• WORK TO BE COMPLETED: In the listing below, count each line containing "عباس" and answer with the count only.

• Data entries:
++++++

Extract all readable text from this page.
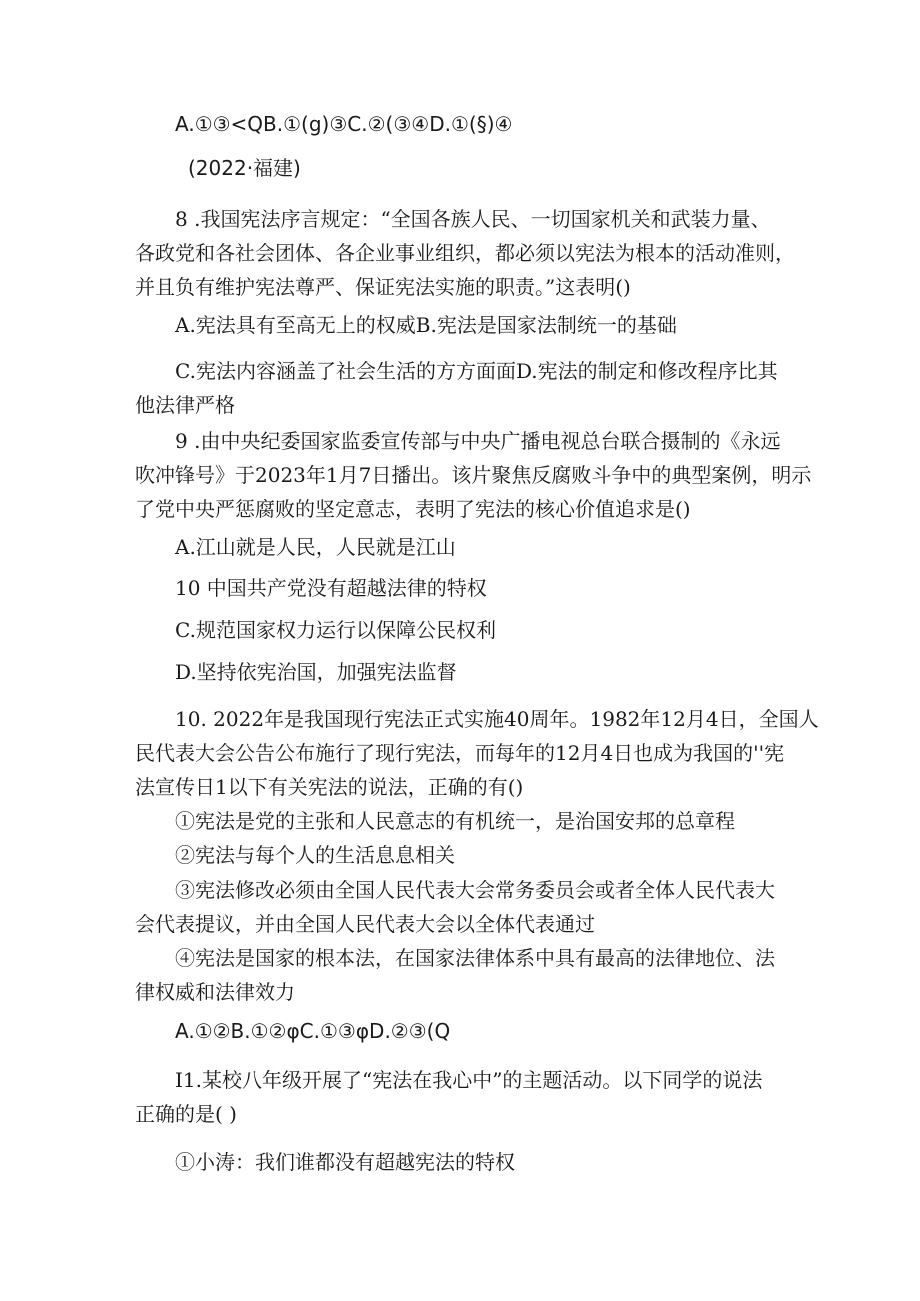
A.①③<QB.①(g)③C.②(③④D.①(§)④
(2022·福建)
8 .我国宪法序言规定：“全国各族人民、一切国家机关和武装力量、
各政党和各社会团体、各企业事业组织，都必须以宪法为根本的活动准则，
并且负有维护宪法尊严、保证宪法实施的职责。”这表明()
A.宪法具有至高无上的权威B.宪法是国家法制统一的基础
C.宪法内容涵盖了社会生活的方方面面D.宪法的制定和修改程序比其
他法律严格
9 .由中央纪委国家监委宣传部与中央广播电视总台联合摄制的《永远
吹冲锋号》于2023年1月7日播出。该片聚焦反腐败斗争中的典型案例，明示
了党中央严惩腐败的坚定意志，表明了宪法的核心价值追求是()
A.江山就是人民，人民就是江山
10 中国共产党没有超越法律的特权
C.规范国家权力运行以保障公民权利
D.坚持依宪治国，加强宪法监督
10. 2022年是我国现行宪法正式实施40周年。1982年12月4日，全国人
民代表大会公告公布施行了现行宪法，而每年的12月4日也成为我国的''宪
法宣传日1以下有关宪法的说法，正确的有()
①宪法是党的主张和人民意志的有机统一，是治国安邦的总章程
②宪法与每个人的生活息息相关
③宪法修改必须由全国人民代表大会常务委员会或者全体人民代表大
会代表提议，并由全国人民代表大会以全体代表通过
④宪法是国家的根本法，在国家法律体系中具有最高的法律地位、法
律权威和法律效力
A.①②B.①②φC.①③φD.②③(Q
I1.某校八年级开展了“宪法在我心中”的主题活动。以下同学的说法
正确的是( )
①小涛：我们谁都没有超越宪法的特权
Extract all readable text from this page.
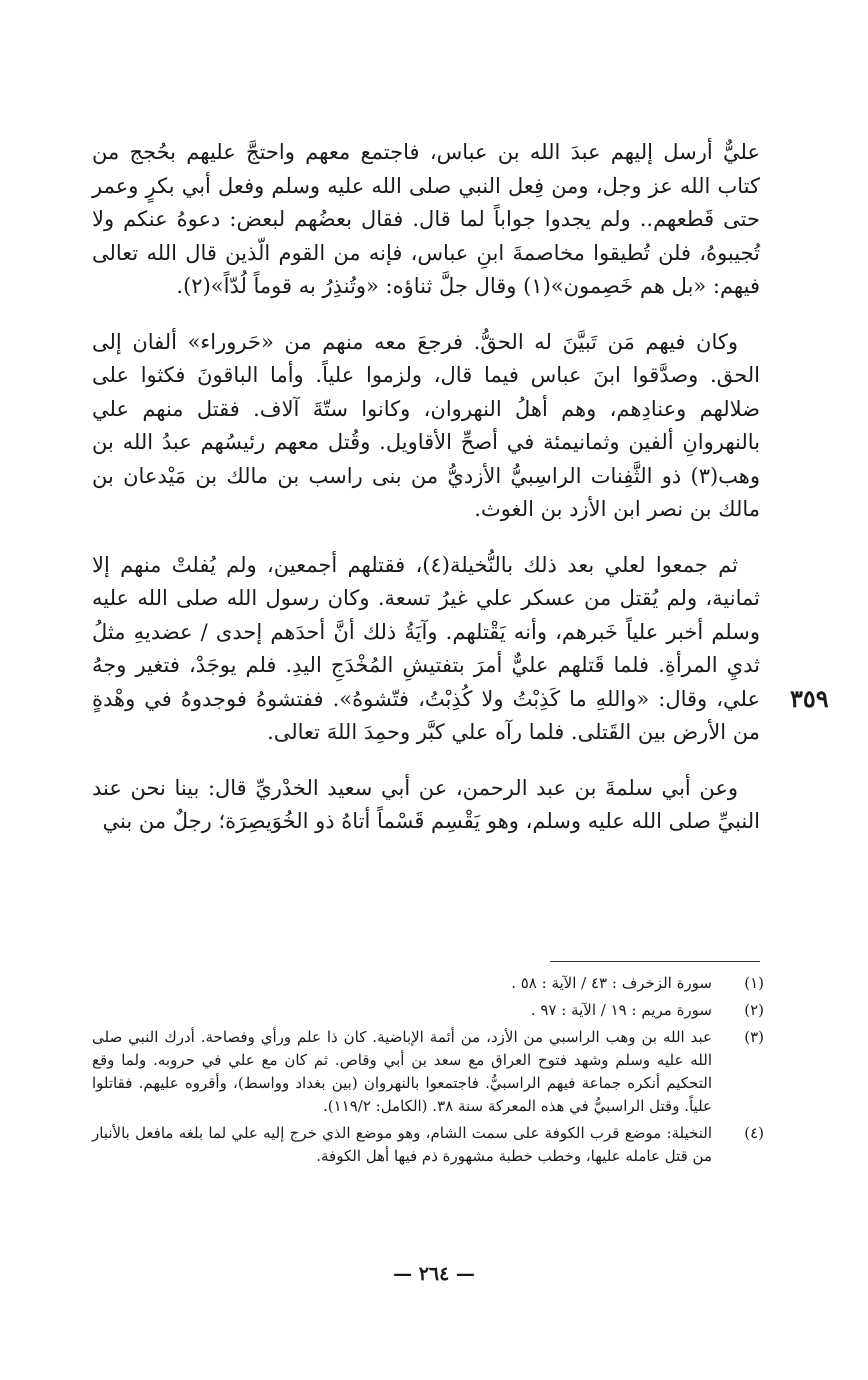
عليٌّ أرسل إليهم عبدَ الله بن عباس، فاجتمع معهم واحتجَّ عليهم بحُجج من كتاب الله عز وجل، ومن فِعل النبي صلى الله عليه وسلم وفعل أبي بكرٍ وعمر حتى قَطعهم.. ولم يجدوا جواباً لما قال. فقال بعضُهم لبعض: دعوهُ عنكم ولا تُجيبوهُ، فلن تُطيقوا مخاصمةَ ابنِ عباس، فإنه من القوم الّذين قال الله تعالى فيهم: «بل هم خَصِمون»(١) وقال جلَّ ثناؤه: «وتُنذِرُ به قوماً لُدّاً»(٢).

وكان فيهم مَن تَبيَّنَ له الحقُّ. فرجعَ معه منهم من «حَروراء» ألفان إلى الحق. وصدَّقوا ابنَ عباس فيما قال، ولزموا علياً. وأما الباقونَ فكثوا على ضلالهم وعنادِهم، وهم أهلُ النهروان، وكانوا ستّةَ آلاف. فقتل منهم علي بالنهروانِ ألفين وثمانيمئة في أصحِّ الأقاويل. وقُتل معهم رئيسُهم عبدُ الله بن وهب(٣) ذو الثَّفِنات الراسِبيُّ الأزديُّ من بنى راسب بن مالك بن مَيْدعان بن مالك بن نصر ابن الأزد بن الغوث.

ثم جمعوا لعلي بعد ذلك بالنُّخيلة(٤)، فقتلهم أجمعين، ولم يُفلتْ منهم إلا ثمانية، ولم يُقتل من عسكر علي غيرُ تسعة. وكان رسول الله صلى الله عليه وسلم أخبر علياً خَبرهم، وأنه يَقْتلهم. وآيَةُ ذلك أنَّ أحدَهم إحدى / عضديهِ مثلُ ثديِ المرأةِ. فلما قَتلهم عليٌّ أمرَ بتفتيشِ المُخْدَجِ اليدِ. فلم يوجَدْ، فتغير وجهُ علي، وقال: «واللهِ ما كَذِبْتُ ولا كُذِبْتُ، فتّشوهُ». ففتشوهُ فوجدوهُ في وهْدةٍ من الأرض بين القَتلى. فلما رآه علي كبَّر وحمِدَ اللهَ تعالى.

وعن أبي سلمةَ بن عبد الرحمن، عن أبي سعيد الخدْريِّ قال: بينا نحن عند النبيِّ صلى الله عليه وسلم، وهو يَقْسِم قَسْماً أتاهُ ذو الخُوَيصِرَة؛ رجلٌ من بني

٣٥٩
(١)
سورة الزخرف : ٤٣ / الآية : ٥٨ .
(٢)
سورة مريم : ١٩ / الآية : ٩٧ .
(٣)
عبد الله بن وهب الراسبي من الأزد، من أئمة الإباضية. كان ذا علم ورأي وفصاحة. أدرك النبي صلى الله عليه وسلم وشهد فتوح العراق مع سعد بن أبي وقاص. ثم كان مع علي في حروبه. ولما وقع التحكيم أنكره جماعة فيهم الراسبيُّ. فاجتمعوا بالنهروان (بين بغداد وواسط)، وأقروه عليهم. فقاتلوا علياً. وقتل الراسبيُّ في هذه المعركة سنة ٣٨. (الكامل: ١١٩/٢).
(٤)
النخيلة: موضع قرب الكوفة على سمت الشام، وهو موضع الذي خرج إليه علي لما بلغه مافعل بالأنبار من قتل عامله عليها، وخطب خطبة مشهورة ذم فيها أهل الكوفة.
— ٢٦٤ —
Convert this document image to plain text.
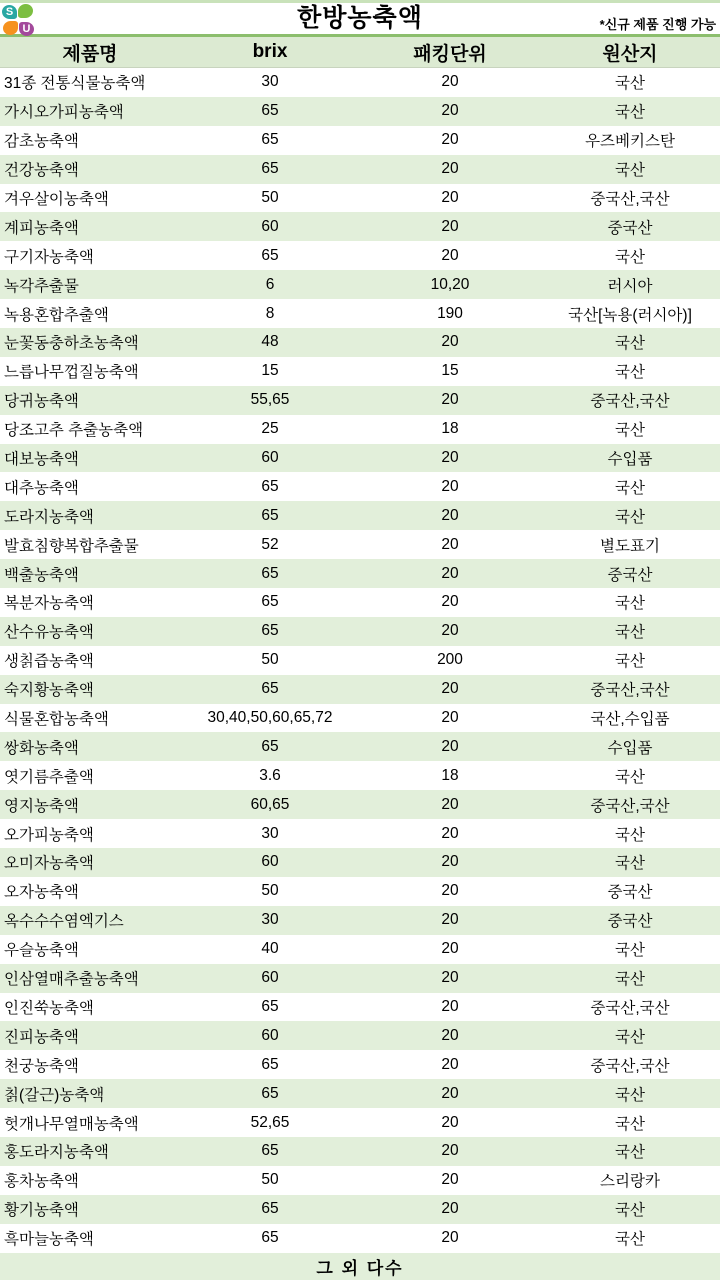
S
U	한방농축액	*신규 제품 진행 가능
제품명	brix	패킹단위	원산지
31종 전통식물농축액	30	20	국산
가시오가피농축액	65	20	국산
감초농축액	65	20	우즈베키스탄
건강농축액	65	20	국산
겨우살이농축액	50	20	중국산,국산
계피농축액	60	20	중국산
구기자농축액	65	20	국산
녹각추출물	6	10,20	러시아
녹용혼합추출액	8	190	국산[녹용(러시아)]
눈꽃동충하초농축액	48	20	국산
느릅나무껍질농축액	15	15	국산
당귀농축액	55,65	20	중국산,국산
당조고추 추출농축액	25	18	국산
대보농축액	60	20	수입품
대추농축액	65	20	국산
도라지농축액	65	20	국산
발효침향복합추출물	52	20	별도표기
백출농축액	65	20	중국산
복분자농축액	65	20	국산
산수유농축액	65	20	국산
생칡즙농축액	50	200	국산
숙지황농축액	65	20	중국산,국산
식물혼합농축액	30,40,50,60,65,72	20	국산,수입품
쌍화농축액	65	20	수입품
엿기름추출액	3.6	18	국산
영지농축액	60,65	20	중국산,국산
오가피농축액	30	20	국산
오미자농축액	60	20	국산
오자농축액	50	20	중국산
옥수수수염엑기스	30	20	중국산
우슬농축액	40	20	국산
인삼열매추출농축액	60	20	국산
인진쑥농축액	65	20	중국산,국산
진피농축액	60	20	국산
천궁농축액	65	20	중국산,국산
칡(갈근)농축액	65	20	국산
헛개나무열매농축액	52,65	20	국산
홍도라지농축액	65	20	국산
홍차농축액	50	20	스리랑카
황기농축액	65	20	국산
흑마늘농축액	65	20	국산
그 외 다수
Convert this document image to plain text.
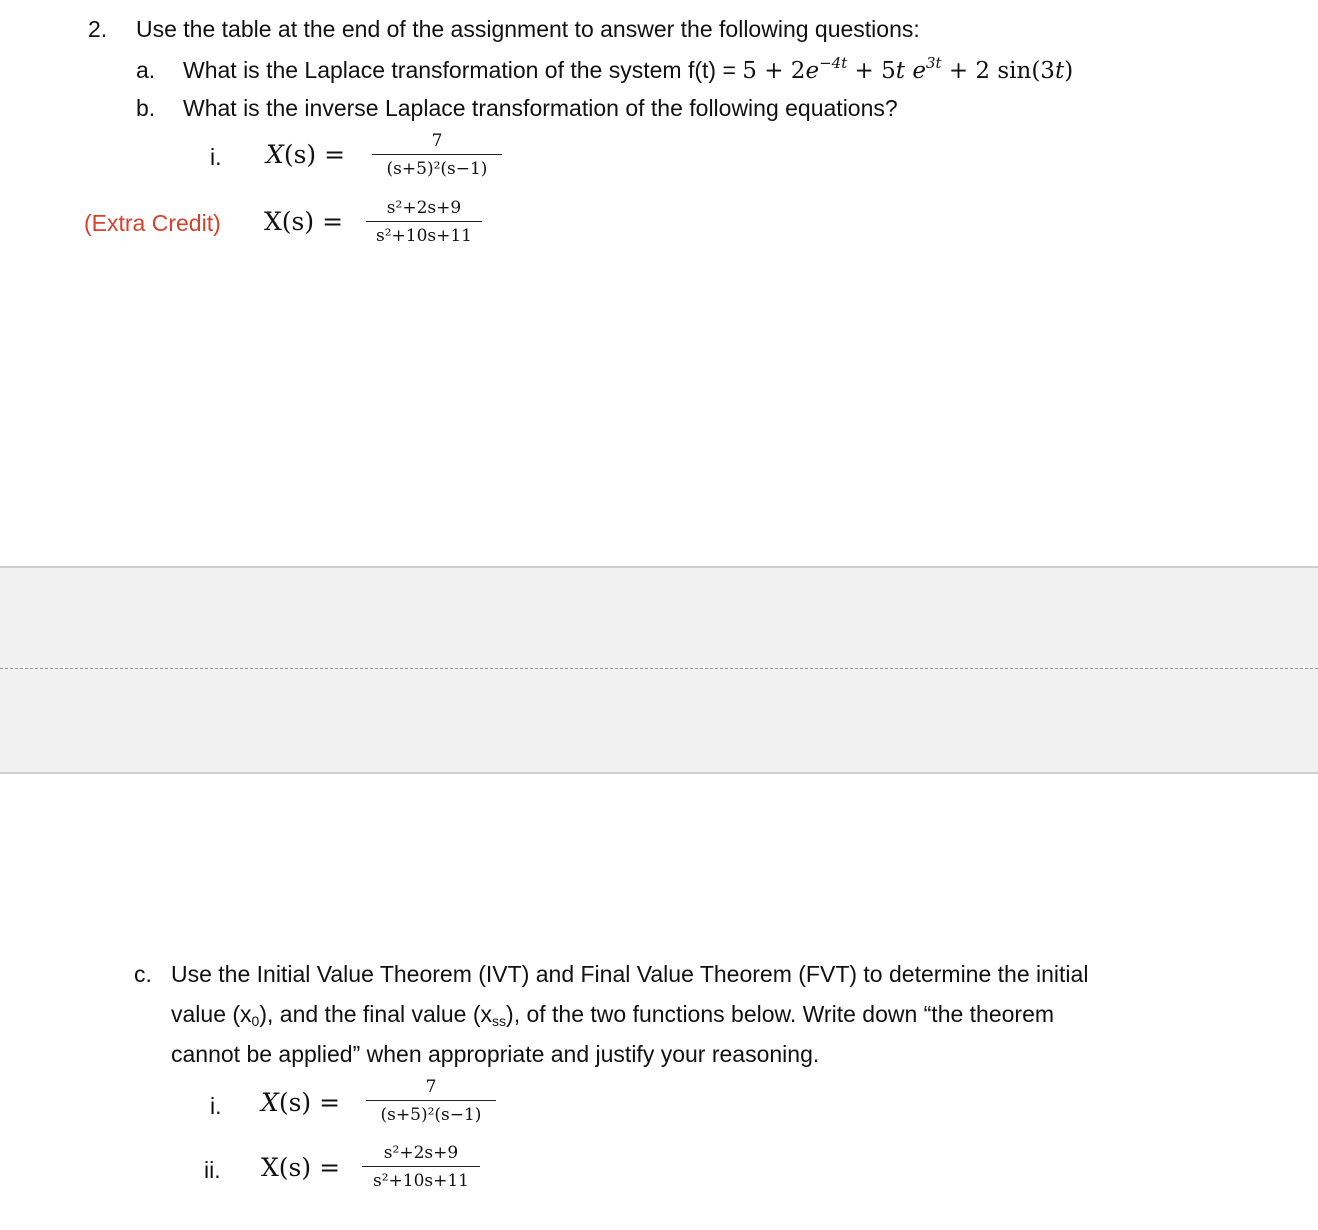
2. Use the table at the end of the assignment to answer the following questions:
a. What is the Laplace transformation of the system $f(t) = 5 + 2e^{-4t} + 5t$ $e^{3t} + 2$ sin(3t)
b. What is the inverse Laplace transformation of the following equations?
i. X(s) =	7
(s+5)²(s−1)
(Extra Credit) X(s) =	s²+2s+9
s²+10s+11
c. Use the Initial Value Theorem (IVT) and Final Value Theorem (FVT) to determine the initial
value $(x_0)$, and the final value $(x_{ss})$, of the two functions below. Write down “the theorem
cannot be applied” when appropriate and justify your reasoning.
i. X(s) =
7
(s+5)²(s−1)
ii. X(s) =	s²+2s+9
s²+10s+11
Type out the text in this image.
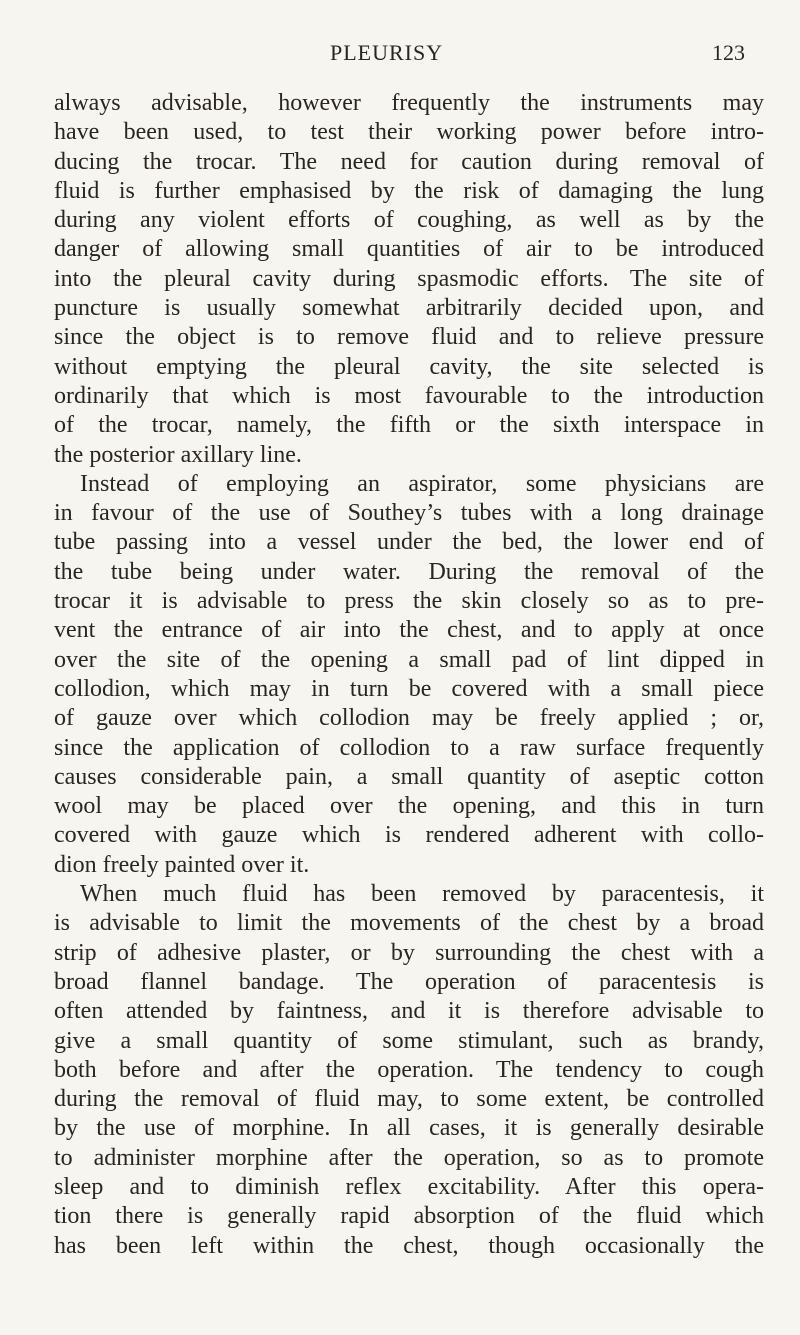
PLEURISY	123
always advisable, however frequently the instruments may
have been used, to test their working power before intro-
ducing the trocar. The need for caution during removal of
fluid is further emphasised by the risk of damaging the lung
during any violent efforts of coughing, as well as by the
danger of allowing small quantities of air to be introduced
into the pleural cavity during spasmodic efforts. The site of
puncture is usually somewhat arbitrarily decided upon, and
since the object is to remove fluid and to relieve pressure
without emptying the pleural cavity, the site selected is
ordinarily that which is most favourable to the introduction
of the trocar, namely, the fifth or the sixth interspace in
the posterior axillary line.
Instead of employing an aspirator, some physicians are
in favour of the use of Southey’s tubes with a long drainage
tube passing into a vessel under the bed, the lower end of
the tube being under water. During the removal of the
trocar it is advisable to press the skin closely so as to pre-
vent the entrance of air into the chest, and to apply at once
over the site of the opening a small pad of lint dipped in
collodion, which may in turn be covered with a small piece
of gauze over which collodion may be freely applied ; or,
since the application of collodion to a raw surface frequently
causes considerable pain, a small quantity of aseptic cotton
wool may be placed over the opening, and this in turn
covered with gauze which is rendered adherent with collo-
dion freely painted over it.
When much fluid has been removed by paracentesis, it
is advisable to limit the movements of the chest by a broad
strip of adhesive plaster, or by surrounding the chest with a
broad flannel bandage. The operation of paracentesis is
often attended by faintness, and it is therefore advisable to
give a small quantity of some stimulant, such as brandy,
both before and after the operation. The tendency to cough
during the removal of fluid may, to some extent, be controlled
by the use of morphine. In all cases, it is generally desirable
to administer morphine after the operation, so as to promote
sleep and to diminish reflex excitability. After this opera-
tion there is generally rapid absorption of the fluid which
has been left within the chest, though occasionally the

++++++

• RESPONSE BELOW: 2